▶ DOKUMENTAUSZUG
Ich habe mir einige Sprüche angeeignet, mit denen ich durchschnittliche Spieler mit etwas höherer Wahrscheinlichkeit zu einem Call auf dem River bewegen kann. Lasse ich einen dieser Sprüche vom Stapel, ist das Letzte, was ich will, dass er diesen ignoriert. Ich möchte, dass er meine Worte gegen mich verwenden will, und da die meisten Spieler dabei irren, bekomme ich mehr Calls.
Wenn also ein anderer Spieler etwas zu Ihnen sagt und Sie dazu verführt werden, dies wie ein Rätsel zu betrachten und zu entschlüsseln versuchen, sollten Sie sich sofort bremsen! Sie werden manipuliert.
Einige Sprüche können Sie allerdings tatsächlich zuverlässig gegen Ihre Kontrahenten ausnutzen. Hier ist ein Beispiel für eine verbale Äußerung, die ich für sehr verlässlich halte.
Ich spielte in einer No-Limit-Partie mit Blinds von 2 $/5 $. Vor dem Flop ging es recht loose zu, bei großen Einsätzen recht tight und die Spieler wussten wenig mit der Position anzufangen. Ich war in UTG und raiste mit 7 6 das Minimum, also auf 10 $. Zwei Spieler callten und der Big Blind ebenfalls. Ich hatte etwa 500 $ und die anderen Spieler hatten allesamt mehr.

▶ AUFGABENSTELLUNG
Knüpfen Sie an den Textauszug über Sprüche am Pokertisch an und führen Sie ihn nach dessen letztem Satz weiter. Die Datensätze stammen aus einer anderen Quelle.

▶ ANGEZEIGTE INFORMATIONEN
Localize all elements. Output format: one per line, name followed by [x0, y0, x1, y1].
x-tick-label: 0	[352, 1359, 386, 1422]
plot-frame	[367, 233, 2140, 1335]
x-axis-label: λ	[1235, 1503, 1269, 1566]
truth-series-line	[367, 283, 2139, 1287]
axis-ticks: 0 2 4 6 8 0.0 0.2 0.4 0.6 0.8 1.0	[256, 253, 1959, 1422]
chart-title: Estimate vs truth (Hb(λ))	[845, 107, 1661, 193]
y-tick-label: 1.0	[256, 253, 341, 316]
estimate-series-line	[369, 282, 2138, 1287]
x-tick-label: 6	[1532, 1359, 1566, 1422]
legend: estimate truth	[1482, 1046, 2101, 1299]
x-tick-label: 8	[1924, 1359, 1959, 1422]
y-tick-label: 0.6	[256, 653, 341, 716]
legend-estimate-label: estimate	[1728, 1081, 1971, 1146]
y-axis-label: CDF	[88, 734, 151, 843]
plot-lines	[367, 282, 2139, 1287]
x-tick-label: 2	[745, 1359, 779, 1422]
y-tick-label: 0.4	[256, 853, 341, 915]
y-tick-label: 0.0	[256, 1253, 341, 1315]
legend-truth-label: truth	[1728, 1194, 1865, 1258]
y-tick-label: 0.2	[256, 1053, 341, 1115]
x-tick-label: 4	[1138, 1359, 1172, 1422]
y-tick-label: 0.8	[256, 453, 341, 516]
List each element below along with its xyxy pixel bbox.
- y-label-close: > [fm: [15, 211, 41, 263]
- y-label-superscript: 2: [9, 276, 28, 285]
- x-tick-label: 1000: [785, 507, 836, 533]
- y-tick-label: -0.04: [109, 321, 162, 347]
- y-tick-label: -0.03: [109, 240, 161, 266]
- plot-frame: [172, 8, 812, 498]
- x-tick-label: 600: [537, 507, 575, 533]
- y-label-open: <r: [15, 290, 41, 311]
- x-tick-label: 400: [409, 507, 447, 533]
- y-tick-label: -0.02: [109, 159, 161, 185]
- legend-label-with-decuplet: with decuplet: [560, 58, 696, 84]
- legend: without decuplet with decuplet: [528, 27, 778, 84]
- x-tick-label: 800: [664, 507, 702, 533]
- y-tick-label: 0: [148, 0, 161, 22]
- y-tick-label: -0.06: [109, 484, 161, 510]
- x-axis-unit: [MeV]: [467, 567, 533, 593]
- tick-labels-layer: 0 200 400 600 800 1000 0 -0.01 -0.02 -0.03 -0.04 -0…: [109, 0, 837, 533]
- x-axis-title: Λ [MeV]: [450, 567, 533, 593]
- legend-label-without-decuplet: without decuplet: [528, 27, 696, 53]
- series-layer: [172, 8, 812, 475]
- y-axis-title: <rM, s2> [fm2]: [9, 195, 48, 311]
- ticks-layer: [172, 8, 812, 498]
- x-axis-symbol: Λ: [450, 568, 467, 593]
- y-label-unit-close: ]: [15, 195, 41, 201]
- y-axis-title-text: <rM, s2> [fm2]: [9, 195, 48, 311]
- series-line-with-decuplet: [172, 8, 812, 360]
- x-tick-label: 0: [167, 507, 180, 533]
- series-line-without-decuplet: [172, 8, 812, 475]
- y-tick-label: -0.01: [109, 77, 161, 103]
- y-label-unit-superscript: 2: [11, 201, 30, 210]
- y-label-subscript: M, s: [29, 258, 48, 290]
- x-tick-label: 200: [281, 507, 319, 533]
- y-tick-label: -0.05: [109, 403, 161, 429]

▶ LÖSUNG DER AUFGABE
Auf dem Flop kamen A 9 5 , wodurch ich einen niedrigen Flush Draw und einen Gutshot hatte. Der Big Blind checkte und ich setzte 30 $ in den Pot mit 42 $. Nur der Big Blind callte. Er war ein typischer Vertreter dieses Partie – er war vor dem Flop sehr loose, callte auf dem Flop aber nur mit einem guten Paar oder Draw und spielte nur mit einer großen Hand um das große Geld. Aufgrund seines Calls setzte ich ihn daher vor allem auf ein Ass, einen Flush Draw, Two Pair oder ein Set.
Auf dem Turn kam die 2 . Er checkte und ich setzte etwa 50 $ in den Pot mit 102 $. Da ein Ass seine wahrscheinlichste Hand war, setzte ich einen Betrag, den er mit einem Ass callen konnte. Stattdessen raiste er mich auf 130 $.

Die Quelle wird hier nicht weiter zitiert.